Your objective → Retype the complete listing exactly as it appears.

══ Data supplied

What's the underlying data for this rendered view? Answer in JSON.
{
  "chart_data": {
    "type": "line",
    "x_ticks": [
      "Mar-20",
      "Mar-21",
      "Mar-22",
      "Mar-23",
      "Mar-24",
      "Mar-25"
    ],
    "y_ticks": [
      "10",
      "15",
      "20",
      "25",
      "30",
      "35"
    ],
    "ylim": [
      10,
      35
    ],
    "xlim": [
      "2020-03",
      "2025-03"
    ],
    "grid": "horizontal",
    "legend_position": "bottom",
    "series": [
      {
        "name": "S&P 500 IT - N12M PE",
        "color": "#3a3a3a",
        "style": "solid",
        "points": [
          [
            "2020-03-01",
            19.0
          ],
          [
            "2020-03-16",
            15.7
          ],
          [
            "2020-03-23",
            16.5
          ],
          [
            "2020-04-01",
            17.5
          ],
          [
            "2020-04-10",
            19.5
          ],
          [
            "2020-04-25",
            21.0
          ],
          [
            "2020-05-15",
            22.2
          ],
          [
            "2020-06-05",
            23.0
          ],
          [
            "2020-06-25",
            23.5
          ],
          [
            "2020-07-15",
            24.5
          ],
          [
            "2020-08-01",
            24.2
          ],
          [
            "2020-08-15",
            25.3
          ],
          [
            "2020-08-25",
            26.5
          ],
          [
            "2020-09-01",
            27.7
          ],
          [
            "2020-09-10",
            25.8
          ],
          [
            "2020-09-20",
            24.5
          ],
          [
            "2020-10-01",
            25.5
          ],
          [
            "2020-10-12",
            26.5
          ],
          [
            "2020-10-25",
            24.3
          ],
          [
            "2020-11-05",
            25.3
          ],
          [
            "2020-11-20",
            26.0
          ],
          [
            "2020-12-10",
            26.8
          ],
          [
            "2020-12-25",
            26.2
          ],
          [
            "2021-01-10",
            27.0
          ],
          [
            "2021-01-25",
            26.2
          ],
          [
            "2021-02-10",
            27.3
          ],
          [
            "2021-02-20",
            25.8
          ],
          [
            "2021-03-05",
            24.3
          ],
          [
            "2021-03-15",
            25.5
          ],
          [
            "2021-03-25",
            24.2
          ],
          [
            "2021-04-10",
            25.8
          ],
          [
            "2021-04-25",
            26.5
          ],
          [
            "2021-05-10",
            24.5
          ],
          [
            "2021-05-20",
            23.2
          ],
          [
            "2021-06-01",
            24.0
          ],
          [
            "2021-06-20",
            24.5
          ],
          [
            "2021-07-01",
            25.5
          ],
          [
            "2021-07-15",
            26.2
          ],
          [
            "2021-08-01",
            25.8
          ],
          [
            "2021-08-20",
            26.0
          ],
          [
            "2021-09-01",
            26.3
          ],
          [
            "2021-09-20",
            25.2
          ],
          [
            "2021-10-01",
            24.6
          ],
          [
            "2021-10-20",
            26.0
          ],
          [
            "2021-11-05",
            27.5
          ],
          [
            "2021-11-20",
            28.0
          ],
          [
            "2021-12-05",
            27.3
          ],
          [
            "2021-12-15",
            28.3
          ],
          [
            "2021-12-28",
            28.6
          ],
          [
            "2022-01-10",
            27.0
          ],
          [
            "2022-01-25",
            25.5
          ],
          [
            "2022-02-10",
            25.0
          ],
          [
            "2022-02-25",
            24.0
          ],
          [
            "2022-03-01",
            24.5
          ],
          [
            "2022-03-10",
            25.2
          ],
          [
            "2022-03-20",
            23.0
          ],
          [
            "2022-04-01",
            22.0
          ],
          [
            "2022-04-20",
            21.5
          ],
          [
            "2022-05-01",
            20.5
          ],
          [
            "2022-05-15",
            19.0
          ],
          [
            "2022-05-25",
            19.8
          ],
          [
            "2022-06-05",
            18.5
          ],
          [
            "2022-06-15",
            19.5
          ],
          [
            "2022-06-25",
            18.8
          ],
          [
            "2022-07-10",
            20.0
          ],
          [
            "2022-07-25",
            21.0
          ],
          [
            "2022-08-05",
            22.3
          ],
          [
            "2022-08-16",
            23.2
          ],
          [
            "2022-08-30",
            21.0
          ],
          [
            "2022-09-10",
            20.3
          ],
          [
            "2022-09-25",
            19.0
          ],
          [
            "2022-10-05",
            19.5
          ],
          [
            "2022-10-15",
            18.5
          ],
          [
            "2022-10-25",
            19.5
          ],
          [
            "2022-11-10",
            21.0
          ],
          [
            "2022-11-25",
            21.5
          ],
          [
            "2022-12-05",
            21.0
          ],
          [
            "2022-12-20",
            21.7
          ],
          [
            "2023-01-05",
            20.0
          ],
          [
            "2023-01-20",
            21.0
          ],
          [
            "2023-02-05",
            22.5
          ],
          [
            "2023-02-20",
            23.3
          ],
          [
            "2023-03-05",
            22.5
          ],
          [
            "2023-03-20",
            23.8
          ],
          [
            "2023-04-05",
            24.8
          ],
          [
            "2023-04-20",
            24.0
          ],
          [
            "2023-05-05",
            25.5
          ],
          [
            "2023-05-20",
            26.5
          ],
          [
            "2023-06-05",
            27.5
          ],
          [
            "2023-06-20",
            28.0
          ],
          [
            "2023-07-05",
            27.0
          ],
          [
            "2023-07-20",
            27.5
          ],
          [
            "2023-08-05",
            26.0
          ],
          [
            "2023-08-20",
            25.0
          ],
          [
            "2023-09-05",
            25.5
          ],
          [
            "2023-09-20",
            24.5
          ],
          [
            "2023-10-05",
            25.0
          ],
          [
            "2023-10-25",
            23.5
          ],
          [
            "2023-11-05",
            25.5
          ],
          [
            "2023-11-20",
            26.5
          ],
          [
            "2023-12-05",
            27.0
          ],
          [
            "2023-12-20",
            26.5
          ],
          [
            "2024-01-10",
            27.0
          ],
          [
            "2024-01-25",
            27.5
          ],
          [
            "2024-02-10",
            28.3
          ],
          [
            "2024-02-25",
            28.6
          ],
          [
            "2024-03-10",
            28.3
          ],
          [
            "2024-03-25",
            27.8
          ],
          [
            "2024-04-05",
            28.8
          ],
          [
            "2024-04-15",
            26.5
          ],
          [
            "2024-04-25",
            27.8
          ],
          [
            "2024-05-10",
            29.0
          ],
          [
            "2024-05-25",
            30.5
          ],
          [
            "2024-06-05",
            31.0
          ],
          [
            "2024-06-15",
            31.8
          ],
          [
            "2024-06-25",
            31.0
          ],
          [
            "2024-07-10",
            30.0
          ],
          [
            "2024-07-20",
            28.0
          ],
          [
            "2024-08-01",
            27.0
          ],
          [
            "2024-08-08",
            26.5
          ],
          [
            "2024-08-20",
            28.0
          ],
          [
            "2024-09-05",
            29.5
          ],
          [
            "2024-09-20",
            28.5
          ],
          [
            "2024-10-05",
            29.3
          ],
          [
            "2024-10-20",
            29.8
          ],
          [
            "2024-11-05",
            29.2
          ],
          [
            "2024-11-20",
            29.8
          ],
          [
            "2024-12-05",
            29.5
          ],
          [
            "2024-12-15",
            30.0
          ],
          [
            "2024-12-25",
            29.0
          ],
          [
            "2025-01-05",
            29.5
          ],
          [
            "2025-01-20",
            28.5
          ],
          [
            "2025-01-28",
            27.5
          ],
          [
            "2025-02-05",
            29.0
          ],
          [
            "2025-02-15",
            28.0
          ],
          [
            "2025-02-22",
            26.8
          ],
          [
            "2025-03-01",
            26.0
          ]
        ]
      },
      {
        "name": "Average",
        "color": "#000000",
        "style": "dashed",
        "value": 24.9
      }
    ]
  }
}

════

Result below →
What's the underlying data for this rendered view? Answer in JSON.
{
  "chart_data": {
    "type": "line",
    "x_ticks": [
      "Mar-20",
      "Mar-21",
      "Mar-22",
      "Mar-23",
      "Mar-24",
      "Mar-25"
    ],
    "y_ticks": [
      "10",
      "15",
      "20",
      "25",
      "30",
      "35"
    ],
    "ylim": [
      10,
      35
    ],
    "xlim": [
      "2020-03",
      "2025-03"
    ],
    "grid": "horizontal",
    "legend_position": "bottom",
    "series": [
      {
        "name": "S&P 500 IT - N12M PE",
        "color": "#3a3a3a",
        "style": "solid",
        "points": [
          [
            "2020-03-01",
            19.0
          ],
          [
            "2020-03-16",
            15.7
          ],
          [
            "2020-03-23",
            16.5
          ],
          [
            "2020-04-01",
            17.5
          ],
          [
            "2020-04-10",
            19.5
          ],
          [
            "2020-04-25",
            21.0
          ],
          [
            "2020-05-15",
            22.2
          ],
          [
            "2020-06-05",
            23.0
          ],
          [
            "2020-06-25",
            23.5
          ],
          [
            "2020-07-15",
            24.5
          ],
          [
            "2020-08-01",
            24.2
          ],
          [
            "2020-08-15",
            25.3
          ],
          [
            "2020-08-25",
            26.5
          ],
          [
            "2020-09-01",
            27.7
          ],
          [
            "2020-09-10",
            25.8
          ],
          [
            "2020-09-20",
            24.5
          ],
          [
            "2020-10-01",
            25.5
          ],
          [
            "2020-10-12",
            26.5
          ],
          [
            "2020-10-25",
            24.3
          ],
          [
            "2020-11-05",
            25.3
          ],
          [
            "2020-11-20",
            26.0
          ],
          [
            "2020-12-10",
            26.8
          ],
          [
            "2020-12-25",
            26.2
          ],
          [
            "2021-01-10",
            27.0
          ],
          [
            "2021-01-25",
            26.2
          ],
          [
            "2021-02-10",
            27.3
          ],
          [
            "2021-02-20",
            25.8
          ],
          [
            "2021-03-05",
            24.3
          ],
          [
            "2021-03-15",
            25.5
          ],
          [
            "2021-03-25",
            24.2
          ],
          [
            "2021-04-10",
            25.8
          ],
          [
            "2021-04-25",
            26.5
          ],
          [
            "2021-05-10",
            24.5
          ],
          [
            "2021-05-20",
            23.2
          ],
          [
            "2021-06-01",
            24.0
          ],
          [
            "2021-06-20",
            24.5
          ],
          [
            "2021-07-01",
            25.5
          ],
          [
            "2021-07-15",
            26.2
          ],
          [
            "2021-08-01",
            25.8
          ],
          [
            "2021-08-20",
            26.0
          ],
          [
            "2021-09-01",
            26.3
          ],
          [
            "2021-09-20",
            25.2
          ],
          [
            "2021-10-01",
            24.6
          ],
          [
            "2021-10-20",
            26.0
          ],
          [
            "2021-11-05",
            27.5
          ],
          [
            "2021-11-20",
            28.0
          ],
          [
            "2021-12-05",
            27.3
          ],
          [
            "2021-12-15",
            28.3
          ],
          [
            "2021-12-28",
            28.6
          ],
          [
            "2022-01-10",
            27.0
          ],
          [
            "2022-01-25",
            25.5
          ],
          [
            "2022-02-10",
            25.0
          ],
          [
            "2022-02-25",
            24.0
          ],
          [
            "2022-03-01",
            24.5
          ],
          [
            "2022-03-10",
            25.2
          ],
          [
            "2022-03-20",
            23.0
          ],
          [
            "2022-04-01",
            22.0
          ],
          [
            "2022-04-20",
            21.5
          ],
          [
            "2022-05-01",
            20.5
          ],
          [
            "2022-05-15",
            19.0
          ],
          [
            "2022-05-25",
            19.8
          ],
          [
            "2022-06-05",
            18.5
          ],
          [
            "2022-06-15",
            19.5
          ],
          [
            "2022-06-25",
            18.8
          ],
          [
            "2022-07-10",
            20.0
          ],
          [
            "2022-07-25",
            21.0
          ],
          [
            "2022-08-05",
            22.3
          ],
          [
            "2022-08-16",
            23.2
          ],
          [
            "2022-08-30",
            21.0
          ],
          [
            "2022-09-10",
            20.3
          ],
          [
            "2022-09-25",
            19.0
          ],
          [
            "2022-10-05",
            19.5
          ],
          [
            "2022-10-15",
            18.5
          ],
          [
            "2022-10-25",
            19.5
          ],
          [
            "2022-11-10",
            21.0
          ],
          [
            "2022-11-25",
            21.5
          ],
          [
            "2022-12-05",
            21.0
          ],
          [
            "2022-12-20",
            21.7
          ],
          [
            "2023-01-05",
            20.0
          ],
          [
            "2023-01-20",
            21.0
          ],
          [
            "2023-02-05",
            22.5
          ],
          [
            "2023-02-20",
            23.3
          ],
          [
            "2023-03-05",
            22.5
          ],
          [
            "2023-03-20",
            23.8
          ],
          [
            "2023-04-05",
            24.8
          ],
          [
            "2023-04-20",
            24.0
          ],
          [
            "2023-05-05",
            25.5
          ],
          [
            "2023-05-20",
            26.5
          ],
          [
            "2023-06-05",
            27.5
          ],
          [
            "2023-06-20",
            28.0
          ],
          [
            "2023-07-05",
            27.0
          ],
          [
            "2023-07-20",
            27.5
          ],
          [
            "2023-08-05",
            26.0
          ],
          [
            "2023-08-20",
            25.0
          ],
          [
            "2023-09-05",
            25.5
          ],
          [
            "2023-09-20",
            24.5
          ],
          [
            "2023-10-05",
            25.0
          ],
          [
            "2023-10-25",
            23.5
          ],
          [
            "2023-11-05",
            25.5
          ],
          [
            "2023-11-20",
            26.5
          ],
          [
            "2023-12-05",
            27.0
          ],
          [
            "2023-12-20",
            26.5
          ],
          [
            "2024-01-10",
            27.0
          ],
          [
            "2024-01-25",
            27.5
          ],
          [
            "2024-02-10",
            28.3
          ],
          [
            "2024-02-25",
            28.6
          ],
          [
            "2024-03-10",
            28.3
          ],
          [
            "2024-03-25",
            27.8
          ],
          [
            "2024-04-05",
            28.8
          ],
          [
            "2024-04-15",
            26.5
          ],
          [
            "2024-04-25",
            27.8
          ],
          [
            "2024-05-10",
            29.0
          ],
          [
            "2024-05-25",
            30.5
          ],
          [
            "2024-06-05",
            31.0
          ],
          [
            "2024-06-15",
            31.8
          ],
          [
            "2024-06-25",
            31.0
          ],
          [
            "2024-07-10",
            30.0
          ],
          [
            "2024-07-20",
            28.0
          ],
          [
            "2024-08-01",
            27.0
          ],
          [
            "2024-08-08",
            26.5
          ],
          [
            "2024-08-20",
            28.0
          ],
          [
            "2024-09-05",
            29.5
          ],
          [
            "2024-09-20",
            28.5
          ],
          [
            "2024-10-05",
            29.3
          ],
          [
            "2024-10-20",
            29.8
          ],
          [
            "2024-11-05",
            29.2
          ],
          [
            "2024-11-20",
            29.8
          ],
          [
            "2024-12-05",
            29.5
          ],
          [
            "2024-12-15",
            30.0
          ],
          [
            "2024-12-25",
            29.0
          ],
          [
            "2025-01-05",
            29.5
          ],
          [
            "2025-01-20",
            28.5
          ],
          [
            "2025-01-28",
            27.5
          ],
          [
            "2025-02-05",
            29.0
          ],
          [
            "2025-02-15",
            28.0
          ],
          [
            "2025-02-22",
            26.8
          ],
          [
            "2025-03-01",
            26.0
          ]
        ]
      },
      {
        "name": "Average",
        "color": "#000000",
        "style": "dashed",
        "value": 24.9
      }
    ]
  }
}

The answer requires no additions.